Copy all the material that follows, keeping every character the same.

DATA EXCERPTS
....
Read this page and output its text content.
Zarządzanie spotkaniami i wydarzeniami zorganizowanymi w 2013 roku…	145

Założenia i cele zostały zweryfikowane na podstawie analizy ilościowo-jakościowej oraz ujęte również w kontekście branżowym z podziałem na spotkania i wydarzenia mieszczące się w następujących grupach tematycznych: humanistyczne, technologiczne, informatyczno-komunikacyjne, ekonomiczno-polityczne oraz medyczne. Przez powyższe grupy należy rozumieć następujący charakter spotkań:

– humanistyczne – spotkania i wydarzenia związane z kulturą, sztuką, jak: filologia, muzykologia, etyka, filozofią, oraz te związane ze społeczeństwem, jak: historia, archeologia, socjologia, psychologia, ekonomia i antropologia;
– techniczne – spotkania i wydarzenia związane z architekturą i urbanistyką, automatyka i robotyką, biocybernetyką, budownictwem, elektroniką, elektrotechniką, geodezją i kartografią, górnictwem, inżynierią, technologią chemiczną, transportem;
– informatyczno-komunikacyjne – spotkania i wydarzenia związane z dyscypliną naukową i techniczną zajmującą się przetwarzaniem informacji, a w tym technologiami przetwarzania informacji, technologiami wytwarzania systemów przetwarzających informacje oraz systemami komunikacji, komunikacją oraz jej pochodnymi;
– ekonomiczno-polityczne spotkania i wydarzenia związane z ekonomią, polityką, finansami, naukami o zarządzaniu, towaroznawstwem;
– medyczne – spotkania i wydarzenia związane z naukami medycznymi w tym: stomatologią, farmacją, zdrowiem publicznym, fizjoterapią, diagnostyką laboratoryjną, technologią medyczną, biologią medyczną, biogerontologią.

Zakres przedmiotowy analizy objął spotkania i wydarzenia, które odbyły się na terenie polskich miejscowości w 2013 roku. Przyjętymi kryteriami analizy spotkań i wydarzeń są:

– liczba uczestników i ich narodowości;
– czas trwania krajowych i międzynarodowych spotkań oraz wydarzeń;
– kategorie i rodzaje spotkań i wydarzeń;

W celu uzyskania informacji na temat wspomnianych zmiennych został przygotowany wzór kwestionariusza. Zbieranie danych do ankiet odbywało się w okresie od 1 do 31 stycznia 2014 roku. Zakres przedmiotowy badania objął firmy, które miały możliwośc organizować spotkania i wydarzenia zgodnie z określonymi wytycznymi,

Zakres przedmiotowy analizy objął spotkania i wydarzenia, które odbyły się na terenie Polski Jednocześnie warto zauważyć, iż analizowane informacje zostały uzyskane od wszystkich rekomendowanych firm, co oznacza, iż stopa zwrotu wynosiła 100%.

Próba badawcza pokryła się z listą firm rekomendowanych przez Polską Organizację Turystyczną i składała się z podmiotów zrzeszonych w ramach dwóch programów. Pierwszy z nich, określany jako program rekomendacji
....
EXPECTED ANSWER
Read this page and output its text content.
Zarządzanie spotkaniami i wydarzeniami zorganizowanymi w 2013 roku…	145

Założenia i cele zostały zweryfikowane na podstawie analizy ilościowo-jakościowej oraz ujęte również w kontekście branżowym z podziałem na spotkania i wydarzenia mieszczące się w następujących grupach tematycznych: humanistyczne, technologiczne, informatyczno-komunikacyjne, ekonomiczno-polityczne oraz medyczne. Przez powyższe grupy należy rozumieć następujący charakter spotkań:

– humanistyczne – spotkania i wydarzenia związane z kulturą, sztuką, jak: filologia, muzykologia, etyka, filozofią, oraz te związane ze społeczeństwem, jak: historia, archeologia, socjologia, psychologia, ekonomia i antropologia;
– techniczne – spotkania i wydarzenia związane z architekturą i urbanistyką, automatyka i robotyką, biocybernetyką, budownictwem, elektroniką, elektrotechniką, geodezją i kartografią, górnictwem, inżynierią, technologią chemiczną, transportem;
– informatyczno-komunikacyjne – spotkania i wydarzenia związane z dyscypliną naukową i techniczną zajmującą się przetwarzaniem informacji, a w tym technologiami przetwarzania informacji, technologiami wytwarzania systemów przetwarzających informacje oraz systemami komunikacji, komunikacją oraz jej pochodnymi;
– ekonomiczno-polityczne spotkania i wydarzenia związane z ekonomią, polityką, finansami, naukami o zarządzaniu, towaroznawstwem;
– medyczne – spotkania i wydarzenia związane z naukami medycznymi w tym: stomatologią, farmacją, zdrowiem publicznym, fizjoterapią, diagnostyką laboratoryjną, technologią medyczną, biologią medyczną, biogerontologią.

Zakres przedmiotowy analizy objął spotkania i wydarzenia, które odbyły się na terenie polskich miejscowości w 2013 roku. Przyjętymi kryteriami analizy spotkań i wydarzeń są:

– liczba uczestników i ich narodowości;
– czas trwania krajowych i międzynarodowych spotkań oraz wydarzeń;
– kategorie i rodzaje spotkań i wydarzeń;

W celu uzyskania informacji na temat wspomnianych zmiennych został przygotowany wzór kwestionariusza. Zbieranie danych do ankiet odbywało się w okresie od 1 do 31 stycznia 2014 roku. Zakres przedmiotowy badania objął firmy, które miały możliwośc organizować spotkania i wydarzenia zgodnie z określonymi wytycznymi,

Zakres przedmiotowy analizy objął spotkania i wydarzenia, które odbyły się na terenie Polski Jednocześnie warto zauważyć, iż analizowane informacje zostały uzyskane od wszystkich rekomendowanych firm, co oznacza, iż stopa zwrotu wynosiła 100%.

Próba badawcza pokryła się z listą firm rekomendowanych przez Polską Organizację Turystyczną i składała się z podmiotów zrzeszonych w ramach dwóch programów. Pierwszy z nich, określany jako program rekomendacji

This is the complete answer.